Exercise: Reproduce the records from their first line through the line containing "svg-text:–110: –110 xyxy=(15,295,37,306)", both included, replacing every "cyclone-outlet" with "cyclone-exit" and changing nothing else.

-------- Entries provided

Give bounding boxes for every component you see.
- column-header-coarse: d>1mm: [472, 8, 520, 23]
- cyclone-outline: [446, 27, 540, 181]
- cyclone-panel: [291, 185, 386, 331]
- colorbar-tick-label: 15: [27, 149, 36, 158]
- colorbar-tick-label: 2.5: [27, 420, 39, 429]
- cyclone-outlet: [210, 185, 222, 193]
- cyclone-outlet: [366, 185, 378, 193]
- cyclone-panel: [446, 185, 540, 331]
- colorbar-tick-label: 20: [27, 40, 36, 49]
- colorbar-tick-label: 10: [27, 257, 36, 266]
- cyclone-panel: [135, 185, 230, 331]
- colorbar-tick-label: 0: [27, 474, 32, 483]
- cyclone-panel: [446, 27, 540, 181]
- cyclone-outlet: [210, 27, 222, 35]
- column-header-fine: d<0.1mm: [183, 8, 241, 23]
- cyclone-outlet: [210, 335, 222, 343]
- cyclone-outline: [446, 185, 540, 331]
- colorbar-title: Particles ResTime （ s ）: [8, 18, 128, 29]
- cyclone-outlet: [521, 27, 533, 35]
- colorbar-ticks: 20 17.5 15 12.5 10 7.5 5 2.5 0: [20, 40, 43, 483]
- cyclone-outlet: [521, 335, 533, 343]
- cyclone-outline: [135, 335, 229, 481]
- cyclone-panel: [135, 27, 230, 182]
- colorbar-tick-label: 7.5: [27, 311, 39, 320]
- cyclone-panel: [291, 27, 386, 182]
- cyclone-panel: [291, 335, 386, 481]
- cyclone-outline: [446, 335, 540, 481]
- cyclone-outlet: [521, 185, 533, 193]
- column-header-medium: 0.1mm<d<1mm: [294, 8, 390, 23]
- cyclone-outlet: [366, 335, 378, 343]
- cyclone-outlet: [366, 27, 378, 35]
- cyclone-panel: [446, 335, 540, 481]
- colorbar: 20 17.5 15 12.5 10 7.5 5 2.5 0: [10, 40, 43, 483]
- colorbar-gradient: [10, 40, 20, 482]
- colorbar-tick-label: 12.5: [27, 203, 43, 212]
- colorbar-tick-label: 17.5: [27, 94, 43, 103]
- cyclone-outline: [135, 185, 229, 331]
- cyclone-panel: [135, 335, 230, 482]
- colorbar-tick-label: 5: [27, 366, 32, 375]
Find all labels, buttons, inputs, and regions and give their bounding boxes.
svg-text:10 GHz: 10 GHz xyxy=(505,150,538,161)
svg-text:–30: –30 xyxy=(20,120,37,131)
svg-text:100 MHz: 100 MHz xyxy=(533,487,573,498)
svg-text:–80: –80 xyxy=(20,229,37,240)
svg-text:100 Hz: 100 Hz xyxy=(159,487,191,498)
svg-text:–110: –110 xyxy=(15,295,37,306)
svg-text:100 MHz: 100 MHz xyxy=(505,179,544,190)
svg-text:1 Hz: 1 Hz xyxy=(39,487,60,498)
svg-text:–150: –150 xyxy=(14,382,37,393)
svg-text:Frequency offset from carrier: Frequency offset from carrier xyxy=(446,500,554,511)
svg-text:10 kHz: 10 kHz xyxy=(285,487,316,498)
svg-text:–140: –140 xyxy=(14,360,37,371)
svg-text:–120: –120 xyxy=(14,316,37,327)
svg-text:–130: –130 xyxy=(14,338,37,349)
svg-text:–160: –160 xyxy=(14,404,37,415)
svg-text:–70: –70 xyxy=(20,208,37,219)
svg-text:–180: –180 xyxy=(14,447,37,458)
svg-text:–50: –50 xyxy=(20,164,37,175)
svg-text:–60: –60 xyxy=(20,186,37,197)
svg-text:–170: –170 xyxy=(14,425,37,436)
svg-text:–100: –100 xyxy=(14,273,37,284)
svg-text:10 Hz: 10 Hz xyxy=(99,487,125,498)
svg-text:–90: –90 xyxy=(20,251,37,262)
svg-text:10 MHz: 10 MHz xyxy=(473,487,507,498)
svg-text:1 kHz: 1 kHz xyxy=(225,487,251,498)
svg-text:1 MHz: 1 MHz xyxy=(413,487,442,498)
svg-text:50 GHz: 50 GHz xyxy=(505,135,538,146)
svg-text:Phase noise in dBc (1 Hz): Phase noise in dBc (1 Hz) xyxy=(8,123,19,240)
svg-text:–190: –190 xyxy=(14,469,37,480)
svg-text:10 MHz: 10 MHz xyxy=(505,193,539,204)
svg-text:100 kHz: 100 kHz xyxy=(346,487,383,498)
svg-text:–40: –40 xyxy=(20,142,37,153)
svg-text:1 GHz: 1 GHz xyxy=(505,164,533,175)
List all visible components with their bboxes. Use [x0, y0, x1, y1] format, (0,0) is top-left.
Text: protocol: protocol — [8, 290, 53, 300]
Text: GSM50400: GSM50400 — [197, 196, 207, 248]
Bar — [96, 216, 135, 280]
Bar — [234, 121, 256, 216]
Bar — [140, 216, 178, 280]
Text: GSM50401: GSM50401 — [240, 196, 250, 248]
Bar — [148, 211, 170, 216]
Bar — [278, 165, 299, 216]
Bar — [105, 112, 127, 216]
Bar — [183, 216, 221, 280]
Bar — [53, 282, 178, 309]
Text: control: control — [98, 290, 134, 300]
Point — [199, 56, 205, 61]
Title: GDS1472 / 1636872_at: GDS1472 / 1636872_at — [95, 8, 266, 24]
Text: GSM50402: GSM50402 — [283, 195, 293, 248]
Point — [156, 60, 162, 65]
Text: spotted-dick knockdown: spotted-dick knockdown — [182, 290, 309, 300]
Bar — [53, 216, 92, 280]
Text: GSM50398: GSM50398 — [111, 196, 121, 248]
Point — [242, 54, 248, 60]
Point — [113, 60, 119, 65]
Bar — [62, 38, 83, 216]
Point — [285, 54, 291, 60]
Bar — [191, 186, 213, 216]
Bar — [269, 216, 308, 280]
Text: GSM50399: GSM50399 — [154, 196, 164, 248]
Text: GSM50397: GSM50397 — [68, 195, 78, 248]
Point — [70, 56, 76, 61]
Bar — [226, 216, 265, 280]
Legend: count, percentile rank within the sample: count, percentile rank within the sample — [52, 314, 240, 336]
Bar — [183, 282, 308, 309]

----------------

Written response:
Give bounding boxes for every component you see.
- column-header-coarse: d>1mm: [472, 8, 520, 23]
- cyclone-outline: [446, 27, 540, 181]
- cyclone-panel: [291, 185, 386, 331]
- colorbar-tick-label: 15: [27, 149, 36, 158]
- colorbar-tick-label: 2.5: [27, 420, 39, 429]
- cyclone-exit: [210, 185, 222, 193]
- cyclone-exit: [366, 185, 378, 193]
- cyclone-panel: [446, 185, 540, 331]
- colorbar-tick-label: 20: [27, 40, 36, 49]
- colorbar-tick-label: 10: [27, 257, 36, 266]
- cyclone-panel: [135, 185, 230, 331]
- colorbar-tick-label: 0: [27, 474, 32, 483]
- cyclone-panel: [446, 27, 540, 181]
- cyclone-exit: [210, 27, 222, 35]
- column-header-fine: d<0.1mm: [183, 8, 241, 23]
- cyclone-exit: [210, 335, 222, 343]
- cyclone-outline: [446, 185, 540, 331]
- colorbar-title: Particles ResTime （ s ）: [8, 18, 128, 29]
- cyclone-exit: [521, 27, 533, 35]
- colorbar-ticks: 20 17.5 15 12.5 10 7.5 5 2.5 0: [20, 40, 43, 483]
- cyclone-exit: [521, 335, 533, 343]
- cyclone-outline: [135, 335, 229, 481]
- cyclone-panel: [135, 27, 230, 182]
- colorbar-tick-label: 7.5: [27, 311, 39, 320]
- cyclone-panel: [291, 27, 386, 182]
- cyclone-panel: [291, 335, 386, 481]
- cyclone-outline: [446, 335, 540, 481]
- cyclone-exit: [521, 185, 533, 193]
- column-header-medium: 0.1mm<d<1mm: [294, 8, 390, 23]
- cyclone-exit: [366, 335, 378, 343]
- cyclone-exit: [366, 27, 378, 35]
- cyclone-panel: [446, 335, 540, 481]
- colorbar: 20 17.5 15 12.5 10 7.5 5 2.5 0: [10, 40, 43, 483]
- colorbar-gradient: [10, 40, 20, 482]
- colorbar-tick-label: 12.5: [27, 203, 43, 212]
- colorbar-tick-label: 17.5: [27, 94, 43, 103]
- cyclone-outline: [135, 185, 229, 331]
- cyclone-panel: [135, 335, 230, 482]
- colorbar-tick-label: 5: [27, 366, 32, 375]
Find all labels, buttons, inputs, and regions and give their bounding boxes.
svg-text:10 GHz: 10 GHz xyxy=(505,150,538,161)
svg-text:–30: –30 xyxy=(20,120,37,131)
svg-text:100 MHz: 100 MHz xyxy=(533,487,573,498)
svg-text:–80: –80 xyxy=(20,229,37,240)
svg-text:100 Hz: 100 Hz xyxy=(159,487,191,498)
svg-text:–110: –110 xyxy=(15,295,37,306)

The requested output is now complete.